-------- STORED RECORDS

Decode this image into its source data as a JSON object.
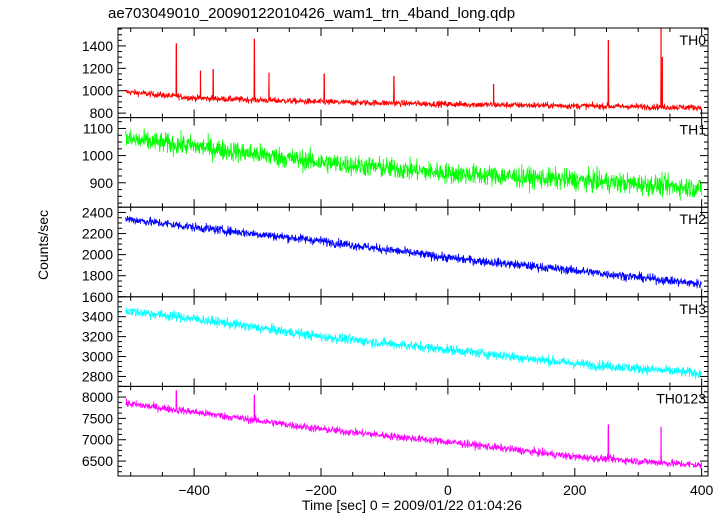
{
  "chart_data": {
    "type": "line",
    "title": "ae703049010_20090122010426_wam1_trn_4band_long.qdp",
    "xlabel": "Time [sec] 0 = 2009/01/22 01:04:26",
    "ylabel": "Counts/sec",
    "xlim": [
      -520,
      410
    ],
    "x_ticks": [
      -400,
      -200,
      0,
      200,
      400
    ],
    "x_tick_labels": [
      "−400",
      "−200",
      "0",
      "200",
      "400"
    ],
    "x_range": [
      -508,
      400
    ],
    "grid": false,
    "legend": "none",
    "panels": [
      {
        "name": "TH0",
        "color": "#ff0000",
        "ylim": [
          760,
          1560
        ],
        "y_ticks": [
          800,
          1000,
          1200,
          1400
        ],
        "trend": [
          [
            -508,
            990
          ],
          [
            -400,
            935
          ],
          [
            -200,
            900
          ],
          [
            0,
            880
          ],
          [
            200,
            865
          ],
          [
            400,
            850
          ]
        ],
        "noise": 28,
        "spikes": [
          [
            -428,
            1420
          ],
          [
            -390,
            1180
          ],
          [
            -370,
            1190
          ],
          [
            -305,
            1460
          ],
          [
            -282,
            1160
          ],
          [
            -195,
            1150
          ],
          [
            -85,
            1130
          ],
          [
            72,
            1060
          ],
          [
            253,
            1450
          ],
          [
            336,
            1560
          ],
          [
            338,
            1300
          ]
        ]
      },
      {
        "name": "TH1",
        "color": "#00ff00",
        "ylim": [
          810,
          1140
        ],
        "y_ticks": [
          900,
          1000,
          1100
        ],
        "trend": [
          [
            -508,
            1060
          ],
          [
            -400,
            1035
          ],
          [
            -200,
            975
          ],
          [
            0,
            935
          ],
          [
            200,
            910
          ],
          [
            400,
            880
          ]
        ],
        "noise": 38,
        "spikes": []
      },
      {
        "name": "TH2",
        "color": "#0000ff",
        "ylim": [
          1600,
          2450
        ],
        "y_ticks": [
          1600,
          1800,
          2000,
          2200,
          2400
        ],
        "trend": [
          [
            -508,
            2340
          ],
          [
            -400,
            2260
          ],
          [
            -200,
            2130
          ],
          [
            0,
            1970
          ],
          [
            200,
            1850
          ],
          [
            400,
            1720
          ]
        ],
        "noise": 42,
        "spikes": []
      },
      {
        "name": "TH3",
        "color": "#00ffff",
        "ylim": [
          2700,
          3600
        ],
        "y_ticks": [
          2800,
          3000,
          3200,
          3400
        ],
        "trend": [
          [
            -508,
            3460
          ],
          [
            -400,
            3380
          ],
          [
            -200,
            3200
          ],
          [
            0,
            3070
          ],
          [
            200,
            2930
          ],
          [
            400,
            2830
          ]
        ],
        "noise": 50,
        "spikes": []
      },
      {
        "name": "TH0123",
        "color": "#ff00ff",
        "ylim": [
          6150,
          8250
        ],
        "y_ticks": [
          6500,
          7000,
          7500,
          8000
        ],
        "trend": [
          [
            -508,
            7850
          ],
          [
            -400,
            7650
          ],
          [
            -200,
            7250
          ],
          [
            0,
            6950
          ],
          [
            200,
            6600
          ],
          [
            400,
            6400
          ]
        ],
        "noise": 90,
        "spikes": [
          [
            -305,
            8050
          ],
          [
            -428,
            8150
          ],
          [
            253,
            7350
          ],
          [
            336,
            7300
          ]
        ]
      }
    ]
  }
}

----------------

PROBLEM TO SOLVE = An exact transcription of all the entries is required, without the pictures.

ANSWER FOR THE TASK =
Decode this image into its source data as a JSON object.
{
  "chart_data": {
    "type": "line",
    "title": "ae703049010_20090122010426_wam1_trn_4band_long.qdp",
    "xlabel": "Time [sec] 0 = 2009/01/22 01:04:26",
    "ylabel": "Counts/sec",
    "xlim": [
      -520,
      410
    ],
    "x_ticks": [
      -400,
      -200,
      0,
      200,
      400
    ],
    "x_tick_labels": [
      "−400",
      "−200",
      "0",
      "200",
      "400"
    ],
    "x_range": [
      -508,
      400
    ],
    "grid": false,
    "legend": "none",
    "panels": [
      {
        "name": "TH0",
        "color": "#ff0000",
        "ylim": [
          760,
          1560
        ],
        "y_ticks": [
          800,
          1000,
          1200,
          1400
        ],
        "trend": [
          [
            -508,
            990
          ],
          [
            -400,
            935
          ],
          [
            -200,
            900
          ],
          [
            0,
            880
          ],
          [
            200,
            865
          ],
          [
            400,
            850
          ]
        ],
        "noise": 28,
        "spikes": [
          [
            -428,
            1420
          ],
          [
            -390,
            1180
          ],
          [
            -370,
            1190
          ],
          [
            -305,
            1460
          ],
          [
            -282,
            1160
          ],
          [
            -195,
            1150
          ],
          [
            -85,
            1130
          ],
          [
            72,
            1060
          ],
          [
            253,
            1450
          ],
          [
            336,
            1560
          ],
          [
            338,
            1300
          ]
        ]
      },
      {
        "name": "TH1",
        "color": "#00ff00",
        "ylim": [
          810,
          1140
        ],
        "y_ticks": [
          900,
          1000,
          1100
        ],
        "trend": [
          [
            -508,
            1060
          ],
          [
            -400,
            1035
          ],
          [
            -200,
            975
          ],
          [
            0,
            935
          ],
          [
            200,
            910
          ],
          [
            400,
            880
          ]
        ],
        "noise": 38,
        "spikes": []
      },
      {
        "name": "TH2",
        "color": "#0000ff",
        "ylim": [
          1600,
          2450
        ],
        "y_ticks": [
          1600,
          1800,
          2000,
          2200,
          2400
        ],
        "trend": [
          [
            -508,
            2340
          ],
          [
            -400,
            2260
          ],
          [
            -200,
            2130
          ],
          [
            0,
            1970
          ],
          [
            200,
            1850
          ],
          [
            400,
            1720
          ]
        ],
        "noise": 42,
        "spikes": []
      },
      {
        "name": "TH3",
        "color": "#00ffff",
        "ylim": [
          2700,
          3600
        ],
        "y_ticks": [
          2800,
          3000,
          3200,
          3400
        ],
        "trend": [
          [
            -508,
            3460
          ],
          [
            -400,
            3380
          ],
          [
            -200,
            3200
          ],
          [
            0,
            3070
          ],
          [
            200,
            2930
          ],
          [
            400,
            2830
          ]
        ],
        "noise": 50,
        "spikes": []
      },
      {
        "name": "TH0123",
        "color": "#ff00ff",
        "ylim": [
          6150,
          8250
        ],
        "y_ticks": [
          6500,
          7000,
          7500,
          8000
        ],
        "trend": [
          [
            -508,
            7850
          ],
          [
            -400,
            7650
          ],
          [
            -200,
            7250
          ],
          [
            0,
            6950
          ],
          [
            200,
            6600
          ],
          [
            400,
            6400
          ]
        ],
        "noise": 90,
        "spikes": [
          [
            -305,
            8050
          ],
          [
            -428,
            8150
          ],
          [
            253,
            7350
          ],
          [
            336,
            7300
          ]
        ]
      }
    ]
  }
}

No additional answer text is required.